[Extracted data entries]
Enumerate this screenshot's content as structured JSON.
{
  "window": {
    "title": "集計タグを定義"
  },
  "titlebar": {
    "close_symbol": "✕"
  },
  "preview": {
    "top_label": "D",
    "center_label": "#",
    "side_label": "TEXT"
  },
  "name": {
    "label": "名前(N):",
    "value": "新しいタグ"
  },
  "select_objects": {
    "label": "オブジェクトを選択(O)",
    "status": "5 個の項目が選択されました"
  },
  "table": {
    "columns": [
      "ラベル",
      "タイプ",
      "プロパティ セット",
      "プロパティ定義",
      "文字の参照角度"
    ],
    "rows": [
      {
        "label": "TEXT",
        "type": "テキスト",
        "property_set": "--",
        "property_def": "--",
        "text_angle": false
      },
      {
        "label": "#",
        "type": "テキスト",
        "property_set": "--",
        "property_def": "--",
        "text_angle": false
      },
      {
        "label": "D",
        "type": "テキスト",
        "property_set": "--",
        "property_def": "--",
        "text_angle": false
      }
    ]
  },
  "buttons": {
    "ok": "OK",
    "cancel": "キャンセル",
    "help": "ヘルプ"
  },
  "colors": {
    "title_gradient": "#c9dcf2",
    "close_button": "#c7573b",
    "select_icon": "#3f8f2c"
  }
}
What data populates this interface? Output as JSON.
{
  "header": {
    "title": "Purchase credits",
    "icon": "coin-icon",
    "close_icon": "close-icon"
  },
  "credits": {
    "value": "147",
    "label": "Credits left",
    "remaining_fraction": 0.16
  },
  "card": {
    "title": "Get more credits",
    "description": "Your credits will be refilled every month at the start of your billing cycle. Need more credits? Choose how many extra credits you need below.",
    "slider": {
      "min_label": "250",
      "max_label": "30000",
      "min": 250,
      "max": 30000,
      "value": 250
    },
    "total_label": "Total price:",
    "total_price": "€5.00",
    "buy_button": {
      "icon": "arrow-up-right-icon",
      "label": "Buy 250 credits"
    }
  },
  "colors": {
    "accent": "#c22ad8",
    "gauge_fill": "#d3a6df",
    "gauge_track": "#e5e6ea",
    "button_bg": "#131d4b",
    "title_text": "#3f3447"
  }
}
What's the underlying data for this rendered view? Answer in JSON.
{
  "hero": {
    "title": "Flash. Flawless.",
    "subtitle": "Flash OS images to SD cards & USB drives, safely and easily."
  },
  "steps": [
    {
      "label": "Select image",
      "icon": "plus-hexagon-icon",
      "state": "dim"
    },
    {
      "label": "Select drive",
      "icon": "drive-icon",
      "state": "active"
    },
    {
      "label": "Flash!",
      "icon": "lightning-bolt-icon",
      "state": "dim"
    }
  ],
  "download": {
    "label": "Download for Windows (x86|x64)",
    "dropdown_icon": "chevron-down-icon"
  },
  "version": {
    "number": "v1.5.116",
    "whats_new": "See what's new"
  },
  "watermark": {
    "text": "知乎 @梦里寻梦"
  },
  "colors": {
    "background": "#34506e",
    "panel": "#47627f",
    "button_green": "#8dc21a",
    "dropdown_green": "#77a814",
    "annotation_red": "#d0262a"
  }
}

- To be done
Write out the records shown above, exactly as they appear.

- Solution to the exercise
Enumerate this screenshot's content as structured JSON.
{
  "window": {
    "title": "集計タグを定義"
  },
  "titlebar": {
    "close_symbol": "✕"
  },
  "preview": {
    "top_label": "D",
    "center_label": "#",
    "side_label": "TEXT"
  },
  "name": {
    "label": "名前(N):",
    "value": "新しいタグ"
  },
  "select_objects": {
    "label": "オブジェクトを選択(O)",
    "status": "5 個の項目が選択されました"
  },
  "table": {
    "columns": [
      "ラベル",
      "タイプ",
      "プロパティ セット",
      "プロパティ定義",
      "文字の参照角度"
    ],
    "rows": [
      {
        "label": "TEXT",
        "type": "テキスト",
        "property_set": "--",
        "property_def": "--",
        "text_angle": false
      },
      {
        "label": "#",
        "type": "テキスト",
        "property_set": "--",
        "property_def": "--",
        "text_angle": false
      },
      {
        "label": "D",
        "type": "テキスト",
        "property_set": "--",
        "property_def": "--",
        "text_angle": false
      }
    ]
  },
  "buttons": {
    "ok": "OK",
    "cancel": "キャンセル",
    "help": "ヘルプ"
  },
  "colors": {
    "title_gradient": "#c9dcf2",
    "close_button": "#c7573b",
    "select_icon": "#3f8f2c"
  }
}
What data populates this interface? Output as JSON.
{
  "header": {
    "title": "Purchase credits",
    "icon": "coin-icon",
    "close_icon": "close-icon"
  },
  "credits": {
    "value": "147",
    "label": "Credits left",
    "remaining_fraction": 0.16
  },
  "card": {
    "title": "Get more credits",
    "description": "Your credits will be refilled every month at the start of your billing cycle. Need more credits? Choose how many extra credits you need below.",
    "slider": {
      "min_label": "250",
      "max_label": "30000",
      "min": 250,
      "max": 30000,
      "value": 250
    },
    "total_label": "Total price:",
    "total_price": "€5.00",
    "buy_button": {
      "icon": "arrow-up-right-icon",
      "label": "Buy 250 credits"
    }
  },
  "colors": {
    "accent": "#c22ad8",
    "gauge_fill": "#d3a6df",
    "gauge_track": "#e5e6ea",
    "button_bg": "#131d4b",
    "title_text": "#3f3447"
  }
}
What's the underlying data for this rendered view? Answer in JSON.
{
  "hero": {
    "title": "Flash. Flawless.",
    "subtitle": "Flash OS images to SD cards & USB drives, safely and easily."
  },
  "steps": [
    {
      "label": "Select image",
      "icon": "plus-hexagon-icon",
      "state": "dim"
    },
    {
      "label": "Select drive",
      "icon": "drive-icon",
      "state": "active"
    },
    {
      "label": "Flash!",
      "icon": "lightning-bolt-icon",
      "state": "dim"
    }
  ],
  "download": {
    "label": "Download for Windows (x86|x64)",
    "dropdown_icon": "chevron-down-icon"
  },
  "version": {
    "number": "v1.5.116",
    "whats_new": "See what's new"
  },
  "watermark": {
    "text": "知乎 @梦里寻梦"
  },
  "colors": {
    "background": "#34506e",
    "panel": "#47627f",
    "button_green": "#8dc21a",
    "dropdown_green": "#77a814",
    "annotation_red": "#d0262a"
  }
}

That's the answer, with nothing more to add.